Stored data entries:
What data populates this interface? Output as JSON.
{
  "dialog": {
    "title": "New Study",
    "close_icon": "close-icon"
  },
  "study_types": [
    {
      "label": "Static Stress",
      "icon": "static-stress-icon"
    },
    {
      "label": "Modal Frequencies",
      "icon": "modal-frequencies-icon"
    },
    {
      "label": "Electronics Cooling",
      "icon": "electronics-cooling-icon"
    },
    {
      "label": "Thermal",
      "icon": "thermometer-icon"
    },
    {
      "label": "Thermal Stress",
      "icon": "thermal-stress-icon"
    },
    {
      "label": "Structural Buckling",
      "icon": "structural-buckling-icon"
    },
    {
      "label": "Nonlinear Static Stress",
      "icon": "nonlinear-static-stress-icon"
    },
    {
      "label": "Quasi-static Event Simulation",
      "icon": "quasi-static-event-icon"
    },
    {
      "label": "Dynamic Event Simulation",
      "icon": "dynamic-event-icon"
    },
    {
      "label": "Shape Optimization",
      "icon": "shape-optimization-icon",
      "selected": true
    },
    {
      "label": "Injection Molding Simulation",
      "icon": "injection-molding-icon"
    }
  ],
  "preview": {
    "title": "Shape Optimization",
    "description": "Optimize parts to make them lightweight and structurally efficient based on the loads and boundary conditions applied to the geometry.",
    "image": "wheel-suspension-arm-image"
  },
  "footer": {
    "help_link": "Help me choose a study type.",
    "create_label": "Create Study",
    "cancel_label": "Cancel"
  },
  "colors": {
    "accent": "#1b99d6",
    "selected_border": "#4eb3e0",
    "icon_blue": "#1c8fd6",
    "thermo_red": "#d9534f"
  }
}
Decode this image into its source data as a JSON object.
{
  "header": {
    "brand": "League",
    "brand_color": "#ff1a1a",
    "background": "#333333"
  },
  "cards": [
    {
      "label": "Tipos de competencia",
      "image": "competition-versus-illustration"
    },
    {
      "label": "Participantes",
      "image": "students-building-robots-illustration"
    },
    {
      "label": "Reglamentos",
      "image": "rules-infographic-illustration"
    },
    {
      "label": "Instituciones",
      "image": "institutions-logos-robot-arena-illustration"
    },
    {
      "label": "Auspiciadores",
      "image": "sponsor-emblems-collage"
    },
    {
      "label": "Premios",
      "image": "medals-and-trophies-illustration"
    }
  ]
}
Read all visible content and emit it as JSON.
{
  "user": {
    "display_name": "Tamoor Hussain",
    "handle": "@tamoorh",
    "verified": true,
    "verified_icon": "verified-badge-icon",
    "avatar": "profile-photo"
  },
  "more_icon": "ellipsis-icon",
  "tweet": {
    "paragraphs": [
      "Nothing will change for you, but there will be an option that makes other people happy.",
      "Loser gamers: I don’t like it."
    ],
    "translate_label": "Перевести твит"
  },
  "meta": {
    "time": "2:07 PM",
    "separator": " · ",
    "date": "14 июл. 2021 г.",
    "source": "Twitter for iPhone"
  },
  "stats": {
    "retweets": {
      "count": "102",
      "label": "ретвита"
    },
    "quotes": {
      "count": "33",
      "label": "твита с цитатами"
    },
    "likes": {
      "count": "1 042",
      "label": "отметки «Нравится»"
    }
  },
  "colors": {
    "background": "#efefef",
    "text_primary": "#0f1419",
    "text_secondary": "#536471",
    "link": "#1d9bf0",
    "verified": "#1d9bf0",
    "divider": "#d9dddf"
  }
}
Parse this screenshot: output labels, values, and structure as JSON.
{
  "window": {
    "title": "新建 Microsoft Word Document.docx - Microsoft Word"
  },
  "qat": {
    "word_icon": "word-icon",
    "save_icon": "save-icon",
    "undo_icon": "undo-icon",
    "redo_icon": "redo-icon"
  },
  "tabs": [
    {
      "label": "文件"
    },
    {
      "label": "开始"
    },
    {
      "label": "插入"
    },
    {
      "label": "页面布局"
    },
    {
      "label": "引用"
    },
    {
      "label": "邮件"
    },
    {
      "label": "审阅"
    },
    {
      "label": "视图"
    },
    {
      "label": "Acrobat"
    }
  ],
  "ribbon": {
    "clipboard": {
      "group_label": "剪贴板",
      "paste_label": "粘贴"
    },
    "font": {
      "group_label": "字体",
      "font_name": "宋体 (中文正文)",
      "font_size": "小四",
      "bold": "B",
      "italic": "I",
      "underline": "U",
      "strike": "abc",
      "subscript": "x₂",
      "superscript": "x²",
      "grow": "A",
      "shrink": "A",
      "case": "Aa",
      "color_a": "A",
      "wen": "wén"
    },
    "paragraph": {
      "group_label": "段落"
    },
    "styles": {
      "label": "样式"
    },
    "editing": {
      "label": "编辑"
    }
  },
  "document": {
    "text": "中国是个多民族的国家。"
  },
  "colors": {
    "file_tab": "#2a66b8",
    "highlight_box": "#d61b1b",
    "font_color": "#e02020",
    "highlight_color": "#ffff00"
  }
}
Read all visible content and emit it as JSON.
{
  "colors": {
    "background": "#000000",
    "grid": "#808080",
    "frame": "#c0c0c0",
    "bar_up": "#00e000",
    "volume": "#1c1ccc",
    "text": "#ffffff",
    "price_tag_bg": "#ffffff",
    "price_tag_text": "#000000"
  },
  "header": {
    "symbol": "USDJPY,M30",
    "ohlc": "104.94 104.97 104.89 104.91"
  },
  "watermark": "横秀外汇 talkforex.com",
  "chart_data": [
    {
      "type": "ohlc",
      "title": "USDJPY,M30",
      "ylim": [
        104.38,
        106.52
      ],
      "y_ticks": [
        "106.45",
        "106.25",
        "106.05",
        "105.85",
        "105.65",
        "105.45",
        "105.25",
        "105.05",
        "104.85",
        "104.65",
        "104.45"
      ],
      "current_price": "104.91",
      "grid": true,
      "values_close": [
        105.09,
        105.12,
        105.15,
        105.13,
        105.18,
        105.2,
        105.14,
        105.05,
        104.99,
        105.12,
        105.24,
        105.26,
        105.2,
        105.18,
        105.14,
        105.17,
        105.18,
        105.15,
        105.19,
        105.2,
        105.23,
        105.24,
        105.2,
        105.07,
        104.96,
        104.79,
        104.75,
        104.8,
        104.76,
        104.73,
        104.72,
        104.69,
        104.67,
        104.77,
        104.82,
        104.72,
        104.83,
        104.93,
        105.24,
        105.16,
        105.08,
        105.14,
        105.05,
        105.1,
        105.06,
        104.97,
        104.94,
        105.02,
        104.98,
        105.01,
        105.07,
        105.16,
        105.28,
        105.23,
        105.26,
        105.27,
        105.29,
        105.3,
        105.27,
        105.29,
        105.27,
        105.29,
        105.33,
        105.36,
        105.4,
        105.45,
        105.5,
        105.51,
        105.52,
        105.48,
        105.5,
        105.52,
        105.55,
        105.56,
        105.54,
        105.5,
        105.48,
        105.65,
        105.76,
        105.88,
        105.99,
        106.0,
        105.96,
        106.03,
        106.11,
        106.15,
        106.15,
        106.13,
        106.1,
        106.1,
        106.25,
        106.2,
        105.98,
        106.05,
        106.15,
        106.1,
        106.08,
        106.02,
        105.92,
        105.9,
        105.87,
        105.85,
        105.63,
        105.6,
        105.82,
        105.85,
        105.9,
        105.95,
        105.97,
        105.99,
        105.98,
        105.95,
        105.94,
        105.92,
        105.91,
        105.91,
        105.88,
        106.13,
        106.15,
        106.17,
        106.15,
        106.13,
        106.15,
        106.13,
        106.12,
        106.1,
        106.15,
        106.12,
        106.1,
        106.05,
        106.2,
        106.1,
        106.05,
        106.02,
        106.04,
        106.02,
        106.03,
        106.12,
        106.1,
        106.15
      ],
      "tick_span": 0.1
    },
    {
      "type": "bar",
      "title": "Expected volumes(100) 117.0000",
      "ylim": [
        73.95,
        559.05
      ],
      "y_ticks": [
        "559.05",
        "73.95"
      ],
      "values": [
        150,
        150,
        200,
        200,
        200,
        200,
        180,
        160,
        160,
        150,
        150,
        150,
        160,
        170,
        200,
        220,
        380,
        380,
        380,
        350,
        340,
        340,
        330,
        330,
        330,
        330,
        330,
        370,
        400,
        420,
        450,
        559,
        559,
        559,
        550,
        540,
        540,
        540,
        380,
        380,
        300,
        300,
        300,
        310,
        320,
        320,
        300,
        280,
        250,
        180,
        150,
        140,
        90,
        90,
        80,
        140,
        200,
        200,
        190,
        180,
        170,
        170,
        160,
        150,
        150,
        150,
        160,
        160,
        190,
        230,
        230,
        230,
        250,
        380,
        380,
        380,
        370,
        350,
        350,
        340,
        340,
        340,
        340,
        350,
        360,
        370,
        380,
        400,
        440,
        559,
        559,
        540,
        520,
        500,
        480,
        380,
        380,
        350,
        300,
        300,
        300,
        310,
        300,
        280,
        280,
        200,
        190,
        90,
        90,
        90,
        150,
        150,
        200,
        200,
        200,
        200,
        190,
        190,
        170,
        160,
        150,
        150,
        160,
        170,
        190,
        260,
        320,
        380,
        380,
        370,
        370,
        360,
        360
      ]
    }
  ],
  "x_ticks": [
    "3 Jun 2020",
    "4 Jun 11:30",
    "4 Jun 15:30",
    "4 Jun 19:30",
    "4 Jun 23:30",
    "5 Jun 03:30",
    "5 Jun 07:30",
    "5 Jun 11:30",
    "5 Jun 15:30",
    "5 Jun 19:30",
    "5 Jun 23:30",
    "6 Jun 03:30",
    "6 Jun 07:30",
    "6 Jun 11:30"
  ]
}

WORK TO BE COMPLETED - Collect each line of the entries that has the word "verified", copying it in full.

CORRECT RESULT -
    "verified": true,
    "verified_icon": "verified-badge-icon",
    "verified": "#1d9bf0",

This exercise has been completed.